On August 27, 2012, the Court held a hearing on Mazuma's motion and Greenbridge's petition, at which the parties agreed that the central issue in this case is whether Greenbridge has a statutory entitlement to storage fees dating back to March 2011, notwithstanding the fact that it did not put Mazuma on notice of its claim to fees until November 2011, and did not serve upon Mazuma a Notice of Right to Reclaim Abandoned property until March 6, 2012. On September 7, 2012, the parties filed supplemental briefs, as ordered by the Court, addressing two issues: 1) whether a landlord must serve notice on an owner of abandoned personal property left on the premises before beginning to assess storage fees and costs, and 2) whether Mazuma's UCC Financing Statement or Greenbridge's claim for storage costs pursuant to California Civil Code § 1990 has priority.

§ STORED DATA:
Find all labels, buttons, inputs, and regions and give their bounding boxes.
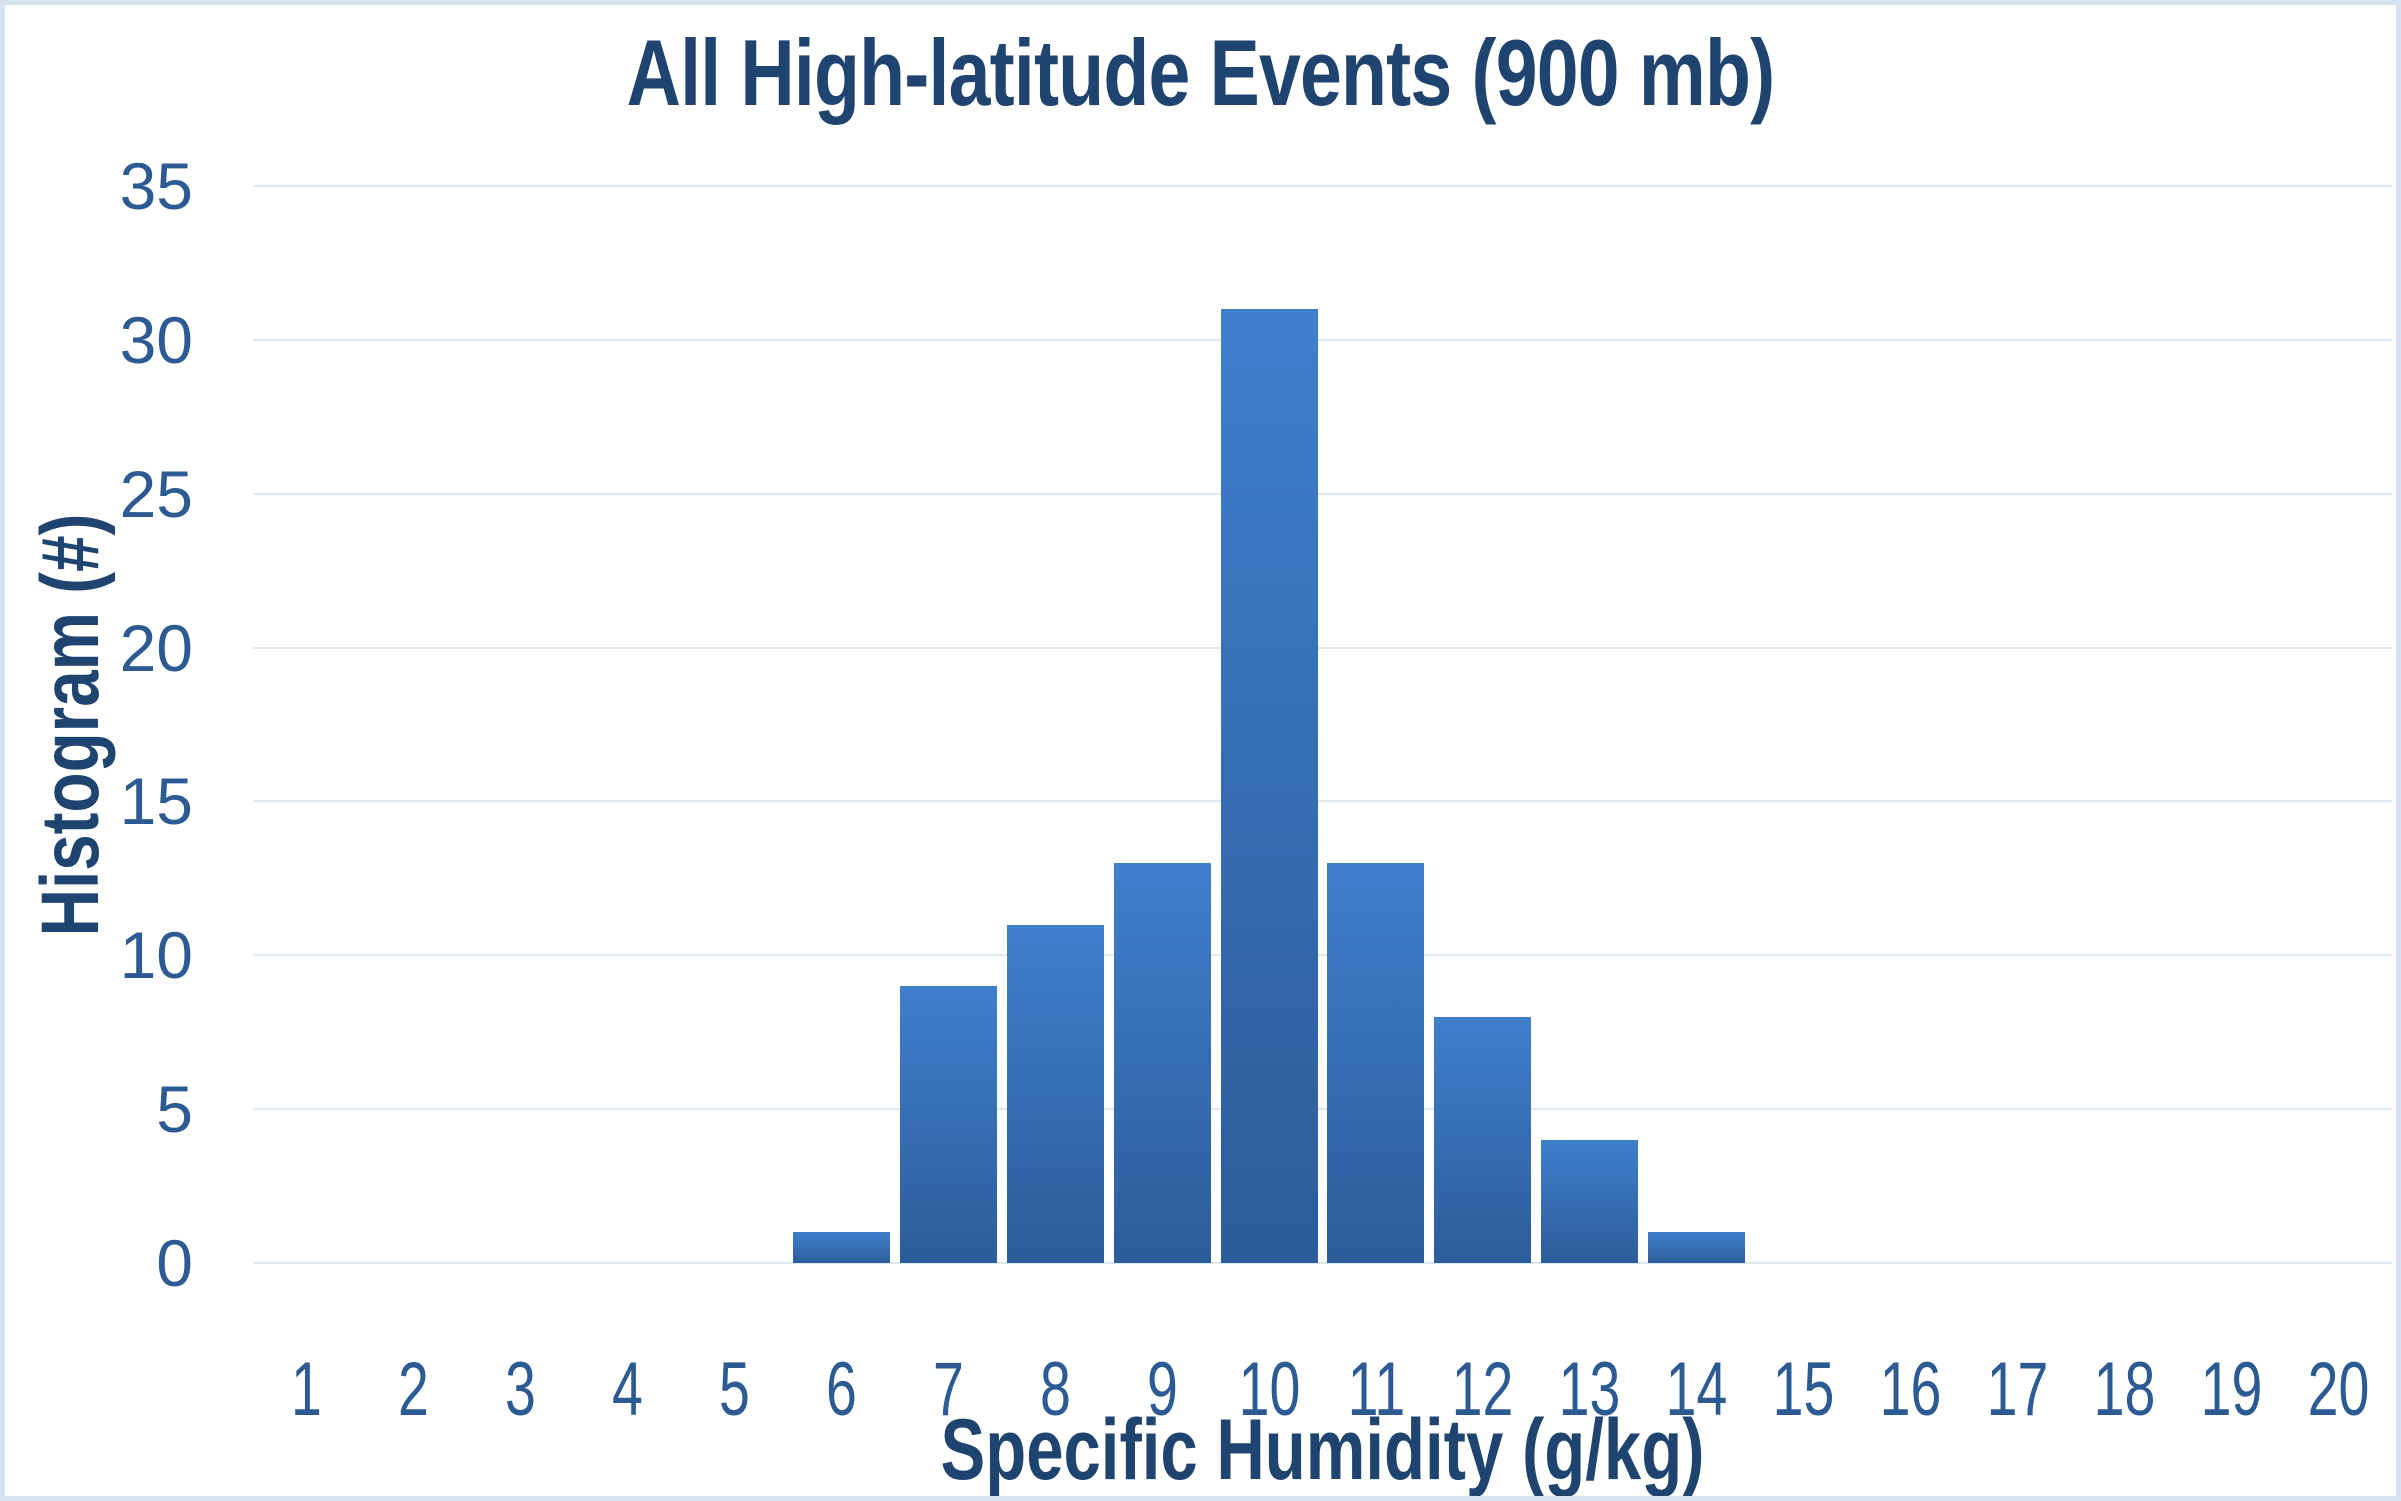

§ SET OF TASKS:
[a] In the court passage, on what date did Greenbridge serve Mazuma with a Notice of Right to Reclaim Abandoned property?
[b] Does each statement agree with the court passage? Answer yes or no for each and quote the deciding words. (i) The Court held the hearing on Mazuma's motion and Greenbridge's petition on August 27, 2012. (ii) Greenbridge put Mazuma on notice of its claim to fees in March 2011. (iii) The supplemental briefs addressed three issues.
[c] Could you extend the court passage past its last sentence?

§ EXPECTED RESULTS:
[a] March 6, 2012.

[b]
(i) Yes: "On August 27, 2012, the Court held a hearing on Mazuma's motion and Greenbridge's petition"
(ii) No: "it did not put Mazuma on notice of its claim to fees until November 2011"
(iii) No: "addressing two issues"

[c]
II. DISCUSSION
Under 28 U.S.C. § 1963, a party may register judgments for recovery of money or property that have been entered in another district. 28 U.S.C. § 1963. "A judgment so registered shall have the same effect as a judgment of the district court of the district where registered and may be enforced in like manner." Id. Courts look to the law of the registering forum for rules regarding the execution of judgments. In re Estate of Ferdinand E. Marcos Human Rights Litigation, 536 F.3d 980, 989 (9th Cir. 2008).
One preliminary issue that Greenbridge has raised is whether this action may be brought in California. It is uncontested that Mazuma LLC, the current assignee of the judgment, is a limited liability company registered to do business in California. However, Mazuma Capital commenced this action to enforce the judgment as the then-assignee, and neither Mazuma Capital nor the original plaintiff, Republic, is registered to do business in California. Greenbridge claims that "[a] corporation which is not qualified to do business cannot pursue legal action in California because it lacks standing" under California Corporations Code § 2105 (Greenbridge Pet. (Doc. 12) at 7-8). Section 2105 states: "A foreign corporation shall not transact intrastate business without having first obtained from the Secretary of State a certificate of qualification." Cal. Corps. Code § 2105(a).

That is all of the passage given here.